Every record below should be transcribed exactly. Omit the images.

== RECORDS

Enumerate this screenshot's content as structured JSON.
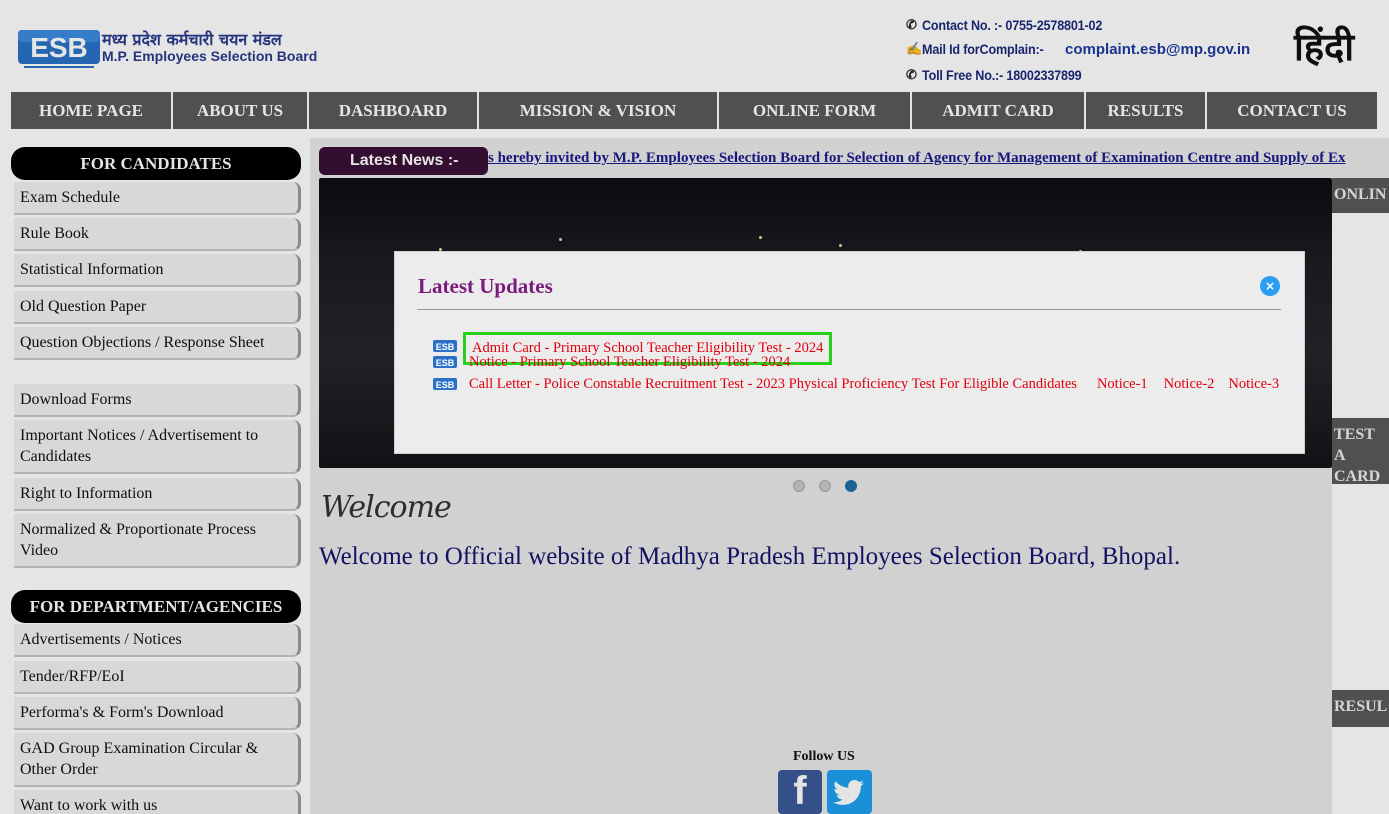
{
  "header": {
    "logo_mark": "ESB",
    "logo_hindi": "मध्य प्रदेश कर्मचारी चयन मंडल",
    "logo_english": "M.P. Employees Selection Board",
    "contact_line": "Contact No. :- 0755-2578801-02",
    "mail_label": "Mail Id forComplain:-",
    "mail_value": "complaint.esb@mp.gov.in",
    "tollfree_line": "Toll Free No.:- 18002337899",
    "hindi_button": "हिंदी"
  },
  "nav": {
    "items": [
      "HOME PAGE",
      "ABOUT US",
      "DASHBOARD",
      "MISSION & VISION",
      "ONLINE FORM",
      "ADMIT CARD",
      "RESULTS",
      "CONTACT US"
    ]
  },
  "sidebar": {
    "candidates_heading": "FOR CANDIDATES",
    "candidates_items": [
      "Exam Schedule",
      "Rule Book",
      "Statistical Information",
      "Old Question Paper",
      "Question Objections / Response Sheet",
      "Download Forms",
      "Important Notices / Advertisement to Candidates",
      "Right to Information",
      "Normalized & Proportionate Process Video"
    ],
    "department_heading": "FOR DEPARTMENT/AGENCIES",
    "department_items": [
      "Advertisements / Notices",
      "Tender/RFP/EoI",
      "Performa's & Form's Download",
      "GAD Group Examination Circular & Other Order",
      "Want to work with us"
    ]
  },
  "news": {
    "badge": "Latest News :-",
    "ticker": "s hereby invited by M.P. Employees Selection Board for Selection of Agency for Management of Examination Centre and Supply of Ex"
  },
  "right_panel": {
    "headings": [
      "ONLIN",
      "TEST A CARD",
      "RESUL"
    ]
  },
  "modal": {
    "title": "Latest Updates",
    "close_glyph": "×",
    "updates": [
      {
        "text": "Admit Card - Primary School Teacher Eligibility Test - 2024"
      },
      {
        "text": "Notice - Primary School Teacher Eligibility Test - 2024"
      },
      {
        "text": "Call Letter - Police Constable Recruitment Test - 2023 Physical Proficiency Test For Eligible Candidates",
        "links": [
          "Notice-1",
          "Notice-2",
          "Notice-3"
        ]
      }
    ]
  },
  "welcome": {
    "script": "Welcome",
    "text": "Welcome to Official website of Madhya Pradesh Employees Selection Board, Bhopal."
  },
  "footer": {
    "follow": "Follow US",
    "facebook_glyph": "f"
  },
  "colors": {
    "nav_bg": "#5a5a5a",
    "modal_title": "#7a1b7c",
    "update_text": "#e0000f",
    "highlight": "#27d11a"
  }
}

====

** COMPLETE OUTPUT **
Enumerate this screenshot's content as structured JSON.
{
  "header": {
    "logo_mark": "ESB",
    "logo_hindi": "मध्य प्रदेश कर्मचारी चयन मंडल",
    "logo_english": "M.P. Employees Selection Board",
    "contact_line": "Contact No. :- 0755-2578801-02",
    "mail_label": "Mail Id forComplain:-",
    "mail_value": "complaint.esb@mp.gov.in",
    "tollfree_line": "Toll Free No.:- 18002337899",
    "hindi_button": "हिंदी"
  },
  "nav": {
    "items": [
      "HOME PAGE",
      "ABOUT US",
      "DASHBOARD",
      "MISSION & VISION",
      "ONLINE FORM",
      "ADMIT CARD",
      "RESULTS",
      "CONTACT US"
    ]
  },
  "sidebar": {
    "candidates_heading": "FOR CANDIDATES",
    "candidates_items": [
      "Exam Schedule",
      "Rule Book",
      "Statistical Information",
      "Old Question Paper",
      "Question Objections / Response Sheet",
      "Download Forms",
      "Important Notices / Advertisement to Candidates",
      "Right to Information",
      "Normalized & Proportionate Process Video"
    ],
    "department_heading": "FOR DEPARTMENT/AGENCIES",
    "department_items": [
      "Advertisements / Notices",
      "Tender/RFP/EoI",
      "Performa's & Form's Download",
      "GAD Group Examination Circular & Other Order",
      "Want to work with us"
    ]
  },
  "news": {
    "badge": "Latest News :-",
    "ticker": "s hereby invited by M.P. Employees Selection Board for Selection of Agency for Management of Examination Centre and Supply of Ex"
  },
  "right_panel": {
    "headings": [
      "ONLIN",
      "TEST A CARD",
      "RESUL"
    ]
  },
  "modal": {
    "title": "Latest Updates",
    "close_glyph": "×",
    "updates": [
      {
        "text": "Admit Card - Primary School Teacher Eligibility Test - 2024"
      },
      {
        "text": "Notice - Primary School Teacher Eligibility Test - 2024"
      },
      {
        "text": "Call Letter - Police Constable Recruitment Test - 2023 Physical Proficiency Test For Eligible Candidates",
        "links": [
          "Notice-1",
          "Notice-2",
          "Notice-3"
        ]
      }
    ]
  },
  "welcome": {
    "script": "Welcome",
    "text": "Welcome to Official website of Madhya Pradesh Employees Selection Board, Bhopal."
  },
  "footer": {
    "follow": "Follow US",
    "facebook_glyph": "f"
  },
  "colors": {
    "nav_bg": "#5a5a5a",
    "modal_title": "#7a1b7c",
    "update_text": "#e0000f",
    "highlight": "#27d11a"
  }
}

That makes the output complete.